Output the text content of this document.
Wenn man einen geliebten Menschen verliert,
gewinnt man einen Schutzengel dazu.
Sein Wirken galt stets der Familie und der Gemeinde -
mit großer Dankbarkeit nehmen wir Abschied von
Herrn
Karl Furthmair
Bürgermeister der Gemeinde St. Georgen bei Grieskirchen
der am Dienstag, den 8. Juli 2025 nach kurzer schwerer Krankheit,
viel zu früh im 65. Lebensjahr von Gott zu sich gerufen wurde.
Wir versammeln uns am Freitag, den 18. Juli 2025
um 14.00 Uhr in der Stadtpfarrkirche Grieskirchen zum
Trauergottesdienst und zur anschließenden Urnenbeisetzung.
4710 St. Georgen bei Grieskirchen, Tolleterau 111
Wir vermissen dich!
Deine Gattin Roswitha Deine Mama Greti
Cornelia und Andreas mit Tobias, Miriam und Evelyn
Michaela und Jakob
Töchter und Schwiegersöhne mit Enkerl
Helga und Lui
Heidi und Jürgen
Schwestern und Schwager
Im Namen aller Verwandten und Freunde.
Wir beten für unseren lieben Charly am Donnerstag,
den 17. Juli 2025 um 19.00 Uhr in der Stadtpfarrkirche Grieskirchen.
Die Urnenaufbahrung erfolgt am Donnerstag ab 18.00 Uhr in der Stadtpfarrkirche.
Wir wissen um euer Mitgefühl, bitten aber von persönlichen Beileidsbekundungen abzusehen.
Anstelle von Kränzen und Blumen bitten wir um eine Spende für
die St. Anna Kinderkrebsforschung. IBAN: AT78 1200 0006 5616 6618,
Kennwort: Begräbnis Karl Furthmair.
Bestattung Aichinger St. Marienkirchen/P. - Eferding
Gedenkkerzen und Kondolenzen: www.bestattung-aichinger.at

EXERCISE PROMPT
Set down the listing above in full, please, exactly as it appears.

CORRECT RESPONSE
Output the text content of this document.
Wenn man einen geliebten Menschen verliert,
gewinnt man einen Schutzengel dazu.
Sein Wirken galt stets der Familie und der Gemeinde -
mit großer Dankbarkeit nehmen wir Abschied von
Herrn
Karl Furthmair
Bürgermeister der Gemeinde St. Georgen bei Grieskirchen
der am Dienstag, den 8. Juli 2025 nach kurzer schwerer Krankheit,
viel zu früh im 65. Lebensjahr von Gott zu sich gerufen wurde.
Wir versammeln uns am Freitag, den 18. Juli 2025
um 14.00 Uhr in der Stadtpfarrkirche Grieskirchen zum
Trauergottesdienst und zur anschließenden Urnenbeisetzung.
4710 St. Georgen bei Grieskirchen, Tolleterau 111
Wir vermissen dich!
Deine Gattin Roswitha Deine Mama Greti
Cornelia und Andreas mit Tobias, Miriam und Evelyn
Michaela und Jakob
Töchter und Schwiegersöhne mit Enkerl
Helga und Lui
Heidi und Jürgen
Schwestern und Schwager
Im Namen aller Verwandten und Freunde.
Wir beten für unseren lieben Charly am Donnerstag,
den 17. Juli 2025 um 19.00 Uhr in der Stadtpfarrkirche Grieskirchen.
Die Urnenaufbahrung erfolgt am Donnerstag ab 18.00 Uhr in der Stadtpfarrkirche.
Wir wissen um euer Mitgefühl, bitten aber von persönlichen Beileidsbekundungen abzusehen.
Anstelle von Kränzen und Blumen bitten wir um eine Spende für
die St. Anna Kinderkrebsforschung. IBAN: AT78 1200 0006 5616 6618,
Kennwort: Begräbnis Karl Furthmair.
Bestattung Aichinger St. Marienkirchen/P. - Eferding
Gedenkkerzen und Kondolenzen: www.bestattung-aichinger.at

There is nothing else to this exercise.